RECORD SET -
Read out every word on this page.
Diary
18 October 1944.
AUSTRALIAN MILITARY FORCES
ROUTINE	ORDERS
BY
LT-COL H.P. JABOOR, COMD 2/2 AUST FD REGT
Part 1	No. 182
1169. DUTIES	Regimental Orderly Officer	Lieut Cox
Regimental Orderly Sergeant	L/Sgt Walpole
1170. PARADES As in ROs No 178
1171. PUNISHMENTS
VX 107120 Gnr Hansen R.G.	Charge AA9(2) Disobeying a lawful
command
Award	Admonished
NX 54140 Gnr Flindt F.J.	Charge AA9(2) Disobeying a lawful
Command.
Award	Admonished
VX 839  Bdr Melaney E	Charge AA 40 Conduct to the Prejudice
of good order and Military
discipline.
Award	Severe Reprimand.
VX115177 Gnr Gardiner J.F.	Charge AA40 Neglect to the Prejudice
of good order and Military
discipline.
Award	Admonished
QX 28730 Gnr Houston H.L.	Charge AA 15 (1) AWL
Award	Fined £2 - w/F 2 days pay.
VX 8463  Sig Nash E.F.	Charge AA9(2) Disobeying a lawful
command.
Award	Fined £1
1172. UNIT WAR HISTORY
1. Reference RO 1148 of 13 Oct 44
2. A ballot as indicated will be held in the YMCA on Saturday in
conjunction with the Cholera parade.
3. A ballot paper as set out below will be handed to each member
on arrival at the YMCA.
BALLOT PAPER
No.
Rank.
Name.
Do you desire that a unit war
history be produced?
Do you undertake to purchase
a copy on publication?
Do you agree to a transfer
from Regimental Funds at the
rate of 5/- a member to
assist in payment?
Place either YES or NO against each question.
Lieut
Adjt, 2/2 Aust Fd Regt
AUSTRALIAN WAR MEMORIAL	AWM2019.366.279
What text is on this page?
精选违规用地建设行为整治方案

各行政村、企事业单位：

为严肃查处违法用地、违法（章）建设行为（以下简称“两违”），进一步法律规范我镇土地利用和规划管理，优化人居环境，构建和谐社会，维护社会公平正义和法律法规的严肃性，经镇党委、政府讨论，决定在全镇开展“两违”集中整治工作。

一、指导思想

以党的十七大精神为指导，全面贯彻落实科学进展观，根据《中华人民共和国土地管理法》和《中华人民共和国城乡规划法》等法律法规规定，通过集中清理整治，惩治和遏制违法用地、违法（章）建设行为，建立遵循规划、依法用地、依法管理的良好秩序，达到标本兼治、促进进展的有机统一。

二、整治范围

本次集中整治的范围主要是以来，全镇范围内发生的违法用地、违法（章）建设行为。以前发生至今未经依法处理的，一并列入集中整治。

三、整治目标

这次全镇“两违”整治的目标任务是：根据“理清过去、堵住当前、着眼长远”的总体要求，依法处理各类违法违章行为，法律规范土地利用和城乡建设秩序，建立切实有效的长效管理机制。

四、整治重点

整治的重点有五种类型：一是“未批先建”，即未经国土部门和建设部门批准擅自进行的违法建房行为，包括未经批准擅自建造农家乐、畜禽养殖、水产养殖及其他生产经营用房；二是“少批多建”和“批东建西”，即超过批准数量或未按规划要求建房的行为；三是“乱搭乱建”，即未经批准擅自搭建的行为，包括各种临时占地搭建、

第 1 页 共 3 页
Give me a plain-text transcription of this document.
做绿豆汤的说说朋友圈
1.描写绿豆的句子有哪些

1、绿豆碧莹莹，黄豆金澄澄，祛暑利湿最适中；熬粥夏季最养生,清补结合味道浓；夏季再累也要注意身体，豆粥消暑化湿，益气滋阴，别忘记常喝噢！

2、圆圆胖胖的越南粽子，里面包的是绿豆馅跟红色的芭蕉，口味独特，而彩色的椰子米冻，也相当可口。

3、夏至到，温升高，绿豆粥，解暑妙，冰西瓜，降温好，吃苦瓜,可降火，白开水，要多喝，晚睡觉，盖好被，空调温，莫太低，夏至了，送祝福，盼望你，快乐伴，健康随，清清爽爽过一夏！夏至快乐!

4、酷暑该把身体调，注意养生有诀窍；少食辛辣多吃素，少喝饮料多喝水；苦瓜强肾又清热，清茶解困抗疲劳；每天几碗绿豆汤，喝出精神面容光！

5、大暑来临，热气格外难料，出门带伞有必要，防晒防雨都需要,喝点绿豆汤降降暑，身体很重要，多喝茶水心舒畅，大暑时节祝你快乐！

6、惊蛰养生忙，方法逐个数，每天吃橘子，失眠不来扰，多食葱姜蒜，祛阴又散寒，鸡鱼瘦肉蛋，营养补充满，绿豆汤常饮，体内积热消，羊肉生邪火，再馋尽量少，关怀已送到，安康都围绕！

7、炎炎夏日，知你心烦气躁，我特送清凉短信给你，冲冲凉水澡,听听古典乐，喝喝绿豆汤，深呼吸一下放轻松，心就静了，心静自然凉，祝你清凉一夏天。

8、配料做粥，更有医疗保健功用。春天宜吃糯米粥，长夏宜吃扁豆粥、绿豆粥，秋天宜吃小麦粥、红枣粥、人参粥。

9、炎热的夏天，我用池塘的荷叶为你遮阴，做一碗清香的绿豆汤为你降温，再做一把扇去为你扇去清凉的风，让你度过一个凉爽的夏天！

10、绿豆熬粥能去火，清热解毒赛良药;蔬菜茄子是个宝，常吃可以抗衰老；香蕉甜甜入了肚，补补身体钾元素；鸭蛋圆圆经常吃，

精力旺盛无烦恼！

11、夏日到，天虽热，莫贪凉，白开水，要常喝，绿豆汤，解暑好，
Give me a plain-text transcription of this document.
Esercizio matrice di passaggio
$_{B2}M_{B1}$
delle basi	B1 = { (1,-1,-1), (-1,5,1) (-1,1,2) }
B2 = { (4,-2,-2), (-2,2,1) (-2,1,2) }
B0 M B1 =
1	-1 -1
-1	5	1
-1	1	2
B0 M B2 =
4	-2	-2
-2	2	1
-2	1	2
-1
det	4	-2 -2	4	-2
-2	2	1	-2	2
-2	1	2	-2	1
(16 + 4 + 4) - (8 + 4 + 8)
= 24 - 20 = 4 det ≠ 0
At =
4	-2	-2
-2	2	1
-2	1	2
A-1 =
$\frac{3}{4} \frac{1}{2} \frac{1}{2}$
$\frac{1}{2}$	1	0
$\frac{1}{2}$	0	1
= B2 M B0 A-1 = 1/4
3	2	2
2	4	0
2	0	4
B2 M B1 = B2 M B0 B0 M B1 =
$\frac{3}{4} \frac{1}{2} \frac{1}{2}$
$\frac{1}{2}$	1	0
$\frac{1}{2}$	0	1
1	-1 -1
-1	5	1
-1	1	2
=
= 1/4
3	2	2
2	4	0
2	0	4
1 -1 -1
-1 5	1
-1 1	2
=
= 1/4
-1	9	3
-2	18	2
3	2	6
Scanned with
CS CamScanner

WHAT IS EXPECTED -
Extract each line from the entries above that contains the string "Fined".

RESPONSE TO THIS TASK -
Award	Fined £2 - w/F 2 days pay.
Award	Fined £1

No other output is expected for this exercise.